→ INSTRUCTION: Every line of the records must be repeated exactly; pictures stay out.

[Records from a collection]
>>

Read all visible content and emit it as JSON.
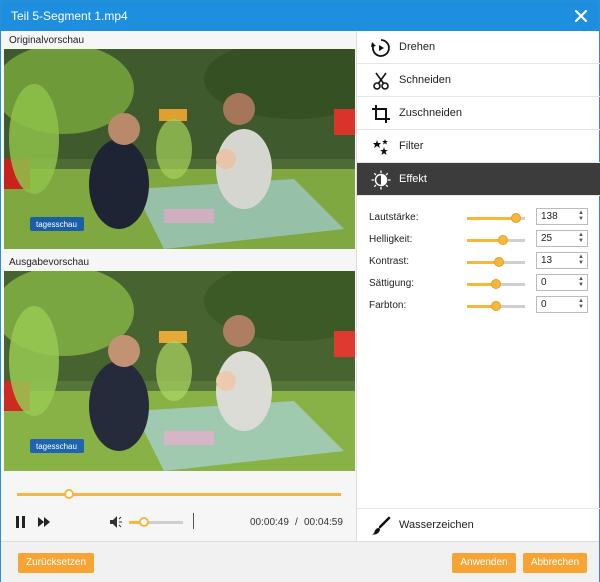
{
  "window": {
    "title": "Teil 5-Segment 1.mp4"
  },
  "preview": {
    "original_label": "Originalvorschau",
    "output_label": "Ausgabevorschau",
    "logo_text": "tagesschau"
  },
  "playback": {
    "progress": 0.16,
    "volume": 0.28,
    "current_time": "00:00:49",
    "separator": "/",
    "total_time": "00:04:59"
  },
  "menu": {
    "items": [
      {
        "label": "Drehen",
        "icon": "rotate-icon"
      },
      {
        "label": "Schneiden",
        "icon": "scissors-icon"
      },
      {
        "label": "Zuschneiden",
        "icon": "crop-icon"
      },
      {
        "label": "Filter",
        "icon": "filter-icon"
      },
      {
        "label": "Effekt",
        "icon": "effect-icon",
        "active": true
      }
    ],
    "watermark_label": "Wasserzeichen"
  },
  "effect_params": [
    {
      "label": "Lautstärke:",
      "value": "138",
      "fraction": 0.84
    },
    {
      "label": "Helligkeit:",
      "value": "25",
      "fraction": 0.62
    },
    {
      "label": "Kontrast:",
      "value": "13",
      "fraction": 0.56
    },
    {
      "label": "Sättigung:",
      "value": "0",
      "fraction": 0.5
    },
    {
      "label": "Farbton:",
      "value": "0",
      "fraction": 0.5
    }
  ],
  "buttons": {
    "reset": "Zurücksetzen",
    "apply": "Anwenden",
    "cancel": "Abbrechen"
  },
  "colors": {
    "accent": "#f6a534",
    "titlebar": "#1e8fde",
    "active_menu": "#3c3c3c"
  }
}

<<

→ OUTPUT OF THE EXERCISE:
Read all visible content and emit it as JSON.
{
  "window": {
    "title": "Teil 5-Segment 1.mp4"
  },
  "preview": {
    "original_label": "Originalvorschau",
    "output_label": "Ausgabevorschau",
    "logo_text": "tagesschau"
  },
  "playback": {
    "progress": 0.16,
    "volume": 0.28,
    "current_time": "00:00:49",
    "separator": "/",
    "total_time": "00:04:59"
  },
  "menu": {
    "items": [
      {
        "label": "Drehen",
        "icon": "rotate-icon"
      },
      {
        "label": "Schneiden",
        "icon": "scissors-icon"
      },
      {
        "label": "Zuschneiden",
        "icon": "crop-icon"
      },
      {
        "label": "Filter",
        "icon": "filter-icon"
      },
      {
        "label": "Effekt",
        "icon": "effect-icon",
        "active": true
      }
    ],
    "watermark_label": "Wasserzeichen"
  },
  "effect_params": [
    {
      "label": "Lautstärke:",
      "value": "138",
      "fraction": 0.84
    },
    {
      "label": "Helligkeit:",
      "value": "25",
      "fraction": 0.62
    },
    {
      "label": "Kontrast:",
      "value": "13",
      "fraction": 0.56
    },
    {
      "label": "Sättigung:",
      "value": "0",
      "fraction": 0.5
    },
    {
      "label": "Farbton:",
      "value": "0",
      "fraction": 0.5
    }
  ],
  "buttons": {
    "reset": "Zurücksetzen",
    "apply": "Anwenden",
    "cancel": "Abbrechen"
  },
  "colors": {
    "accent": "#f6a534",
    "titlebar": "#1e8fde",
    "active_menu": "#3c3c3c"
  }
}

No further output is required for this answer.